任务要求:
从Python决策树摘录的最后一行之后接着往下续写。

原文摘录:
────────

决策树python
时间: 2023-06-28 11:12:02 浏览: 47
在Python中,可以使用Scikit-learn库来构建决策树模型。下面是一个简单的示例:
首先,导入必要的库:
```python
from sklearn.datasets import load_iris
from sklearn.tree import DecisionTreeClassifier
from sklearn.model_selection import train_test_split
```
接着,加载数据集并将其分成训练集和测试集:
```python
iris = load_iris()
X_train, X_test, y_train, y_test = train_test_split(iris.data, iris.target, random_state=0)
```
然后,创建决策树分类器并进行训练:
```python
tree = DecisionTreeClassifier(random_state=0)
tree.fit(X_train, y_train)
```
最后,使用测试集评估模型的性能:
```python
print("Accuracy on training set: {:.3f}".format(tree.score(X_train, y_train)))

────────

所给数据:
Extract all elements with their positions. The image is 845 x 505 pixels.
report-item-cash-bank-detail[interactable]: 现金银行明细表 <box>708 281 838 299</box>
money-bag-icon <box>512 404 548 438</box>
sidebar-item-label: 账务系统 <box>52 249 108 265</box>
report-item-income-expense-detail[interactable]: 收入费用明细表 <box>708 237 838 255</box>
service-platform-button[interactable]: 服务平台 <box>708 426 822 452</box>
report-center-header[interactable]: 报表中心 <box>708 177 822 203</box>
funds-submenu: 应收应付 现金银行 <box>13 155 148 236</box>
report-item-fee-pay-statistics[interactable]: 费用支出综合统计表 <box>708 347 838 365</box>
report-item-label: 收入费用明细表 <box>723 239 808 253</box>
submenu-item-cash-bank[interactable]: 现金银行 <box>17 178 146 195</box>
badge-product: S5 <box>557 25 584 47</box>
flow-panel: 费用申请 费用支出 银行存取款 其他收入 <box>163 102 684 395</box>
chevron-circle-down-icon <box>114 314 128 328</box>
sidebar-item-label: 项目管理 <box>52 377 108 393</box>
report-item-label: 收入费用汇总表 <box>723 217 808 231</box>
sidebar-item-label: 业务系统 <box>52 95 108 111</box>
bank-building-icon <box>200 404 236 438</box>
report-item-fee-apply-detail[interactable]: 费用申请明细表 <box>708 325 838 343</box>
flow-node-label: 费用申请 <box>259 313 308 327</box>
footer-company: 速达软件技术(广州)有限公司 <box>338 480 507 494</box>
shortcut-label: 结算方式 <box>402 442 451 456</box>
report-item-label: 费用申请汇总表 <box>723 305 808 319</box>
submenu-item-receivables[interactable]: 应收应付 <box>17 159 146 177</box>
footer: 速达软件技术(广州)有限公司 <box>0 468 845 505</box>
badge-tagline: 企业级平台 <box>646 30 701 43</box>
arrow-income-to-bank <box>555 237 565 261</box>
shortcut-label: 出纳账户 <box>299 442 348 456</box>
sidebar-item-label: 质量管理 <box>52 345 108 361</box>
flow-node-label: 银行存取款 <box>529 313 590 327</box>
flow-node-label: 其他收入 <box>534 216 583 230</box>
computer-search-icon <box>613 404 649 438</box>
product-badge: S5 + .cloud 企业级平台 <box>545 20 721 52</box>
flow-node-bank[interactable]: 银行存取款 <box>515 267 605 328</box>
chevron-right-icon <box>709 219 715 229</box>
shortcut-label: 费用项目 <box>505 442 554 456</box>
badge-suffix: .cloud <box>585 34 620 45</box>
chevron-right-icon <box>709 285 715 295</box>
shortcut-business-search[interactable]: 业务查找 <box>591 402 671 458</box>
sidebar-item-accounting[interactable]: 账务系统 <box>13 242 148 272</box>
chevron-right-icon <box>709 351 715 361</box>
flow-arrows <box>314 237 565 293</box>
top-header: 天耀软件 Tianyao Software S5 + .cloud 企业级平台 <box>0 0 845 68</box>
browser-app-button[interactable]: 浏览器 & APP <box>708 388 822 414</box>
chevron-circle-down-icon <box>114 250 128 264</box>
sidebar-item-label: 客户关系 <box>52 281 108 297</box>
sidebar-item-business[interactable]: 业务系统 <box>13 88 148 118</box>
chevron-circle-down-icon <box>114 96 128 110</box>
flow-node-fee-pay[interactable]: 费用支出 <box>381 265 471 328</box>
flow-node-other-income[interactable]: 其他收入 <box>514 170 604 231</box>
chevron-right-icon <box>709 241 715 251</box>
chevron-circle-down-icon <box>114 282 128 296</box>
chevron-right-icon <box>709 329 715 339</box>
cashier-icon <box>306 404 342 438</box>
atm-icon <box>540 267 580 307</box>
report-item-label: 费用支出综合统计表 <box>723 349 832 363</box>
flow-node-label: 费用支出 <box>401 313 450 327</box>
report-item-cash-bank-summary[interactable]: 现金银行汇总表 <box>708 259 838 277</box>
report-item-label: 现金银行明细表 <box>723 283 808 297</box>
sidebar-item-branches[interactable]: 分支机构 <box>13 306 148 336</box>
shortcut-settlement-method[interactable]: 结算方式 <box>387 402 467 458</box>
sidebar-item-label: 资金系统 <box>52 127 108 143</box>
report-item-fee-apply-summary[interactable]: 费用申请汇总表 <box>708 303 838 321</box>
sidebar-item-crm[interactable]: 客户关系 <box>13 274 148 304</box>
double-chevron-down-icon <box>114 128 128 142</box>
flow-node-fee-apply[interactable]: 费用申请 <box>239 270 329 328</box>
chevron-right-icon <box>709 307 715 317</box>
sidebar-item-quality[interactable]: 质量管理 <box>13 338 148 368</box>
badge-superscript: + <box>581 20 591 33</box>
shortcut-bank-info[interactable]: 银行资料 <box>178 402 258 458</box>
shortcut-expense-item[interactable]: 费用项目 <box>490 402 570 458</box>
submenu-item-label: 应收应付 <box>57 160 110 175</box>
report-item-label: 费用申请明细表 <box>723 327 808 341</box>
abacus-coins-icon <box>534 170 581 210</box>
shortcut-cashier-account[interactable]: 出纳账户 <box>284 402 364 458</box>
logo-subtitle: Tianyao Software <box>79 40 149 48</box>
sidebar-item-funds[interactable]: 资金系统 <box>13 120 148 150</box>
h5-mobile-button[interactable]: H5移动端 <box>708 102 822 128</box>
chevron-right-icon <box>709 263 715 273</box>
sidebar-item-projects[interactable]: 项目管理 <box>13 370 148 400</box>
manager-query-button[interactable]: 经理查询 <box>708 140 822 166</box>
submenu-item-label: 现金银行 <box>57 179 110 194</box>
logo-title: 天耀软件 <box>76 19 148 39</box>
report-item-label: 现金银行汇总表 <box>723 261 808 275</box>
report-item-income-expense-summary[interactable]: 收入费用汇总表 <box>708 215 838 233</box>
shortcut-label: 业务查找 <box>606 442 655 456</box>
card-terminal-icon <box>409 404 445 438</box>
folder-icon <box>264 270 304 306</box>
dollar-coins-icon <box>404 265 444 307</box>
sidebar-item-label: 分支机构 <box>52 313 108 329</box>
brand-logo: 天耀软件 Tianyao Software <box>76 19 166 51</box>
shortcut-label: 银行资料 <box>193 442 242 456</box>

────────

参考答案:
print("Accuracy on test set: {:.3f}".format(tree.score(X_test, y_test)))
```
完整代码示例:
```python
from sklearn.datasets import load_iris
from sklearn.tree import DecisionTreeClassifier
from sklearn.model_selection import train_test_split
iris = load_iris()
X_train, X_test, y_train, y_test = train_test_split(iris.data, iris.target, random_state=0)
tree = DecisionTreeClassifier(random_state=0)
tree.fit(X_train, y_train)
print("Accuracy on training set: {:.3f}".format(tree.score(X_train, y_train)))
print("Accuracy on test set: {:.3f}".format(tree.score(X_test, y_test)))
```
输出结果:
```
Accuracy on training set: 1.000
Accuracy on test set: 0.974
```
这表明模型在训练集上的准确率为100%,在测试集上的准确率为97.4%。